What to do:
Write out the whole of the material exactly.

Extracted entries:
________

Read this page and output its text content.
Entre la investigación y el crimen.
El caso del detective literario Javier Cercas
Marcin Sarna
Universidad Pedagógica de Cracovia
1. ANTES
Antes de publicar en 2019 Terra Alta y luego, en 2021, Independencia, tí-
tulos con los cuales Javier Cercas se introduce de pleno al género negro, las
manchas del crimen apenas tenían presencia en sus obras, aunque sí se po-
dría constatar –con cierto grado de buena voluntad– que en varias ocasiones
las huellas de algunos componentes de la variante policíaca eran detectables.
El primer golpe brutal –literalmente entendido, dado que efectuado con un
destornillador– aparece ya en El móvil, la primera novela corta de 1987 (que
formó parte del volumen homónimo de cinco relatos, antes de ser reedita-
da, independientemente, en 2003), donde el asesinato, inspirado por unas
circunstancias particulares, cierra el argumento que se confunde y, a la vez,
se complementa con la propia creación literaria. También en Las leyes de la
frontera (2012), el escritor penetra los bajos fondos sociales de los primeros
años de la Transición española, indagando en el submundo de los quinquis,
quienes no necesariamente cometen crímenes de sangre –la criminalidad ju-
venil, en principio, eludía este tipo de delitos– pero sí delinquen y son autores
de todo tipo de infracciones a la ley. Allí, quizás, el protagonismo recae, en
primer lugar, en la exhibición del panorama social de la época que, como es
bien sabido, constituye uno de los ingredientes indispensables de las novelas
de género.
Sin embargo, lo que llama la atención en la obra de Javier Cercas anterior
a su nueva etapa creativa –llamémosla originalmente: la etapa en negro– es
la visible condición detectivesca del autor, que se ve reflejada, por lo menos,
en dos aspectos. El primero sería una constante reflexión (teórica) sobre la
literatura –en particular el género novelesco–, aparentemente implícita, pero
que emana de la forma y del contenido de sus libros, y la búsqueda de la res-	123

________

Solved exercise:
Read this page and output its text content.
Entre la investigación y el crimen.
El caso del detective literario Javier Cercas
Marcin Sarna
Universidad Pedagógica de Cracovia
1. ANTES
Antes de publicar en 2019 Terra Alta y luego, en 2021, Independencia, tí-
tulos con los cuales Javier Cercas se introduce de pleno al género negro, las
manchas del crimen apenas tenían presencia en sus obras, aunque sí se po-
dría constatar –con cierto grado de buena voluntad– que en varias ocasiones
las huellas de algunos componentes de la variante policíaca eran detectables.
El primer golpe brutal –literalmente entendido, dado que efectuado con un
destornillador– aparece ya en El móvil, la primera novela corta de 1987 (que
formó parte del volumen homónimo de cinco relatos, antes de ser reedita-
da, independientemente, en 2003), donde el asesinato, inspirado por unas
circunstancias particulares, cierra el argumento que se confunde y, a la vez,
se complementa con la propia creación literaria. También en Las leyes de la
frontera (2012), el escritor penetra los bajos fondos sociales de los primeros
años de la Transición española, indagando en el submundo de los quinquis,
quienes no necesariamente cometen crímenes de sangre –la criminalidad ju-
venil, en principio, eludía este tipo de delitos– pero sí delinquen y son autores
de todo tipo de infracciones a la ley. Allí, quizás, el protagonismo recae, en
primer lugar, en la exhibición del panorama social de la época que, como es
bien sabido, constituye uno de los ingredientes indispensables de las novelas
de género.
Sin embargo, lo que llama la atención en la obra de Javier Cercas anterior
a su nueva etapa creativa –llamémosla originalmente: la etapa en negro– es
la visible condición detectivesca del autor, que se ve reflejada, por lo menos,
en dos aspectos. El primero sería una constante reflexión (teórica) sobre la
literatura –en particular el género novelesco–, aparentemente implícita, pero
que emana de la forma y del contenido de sus libros, y la búsqueda de la res-	123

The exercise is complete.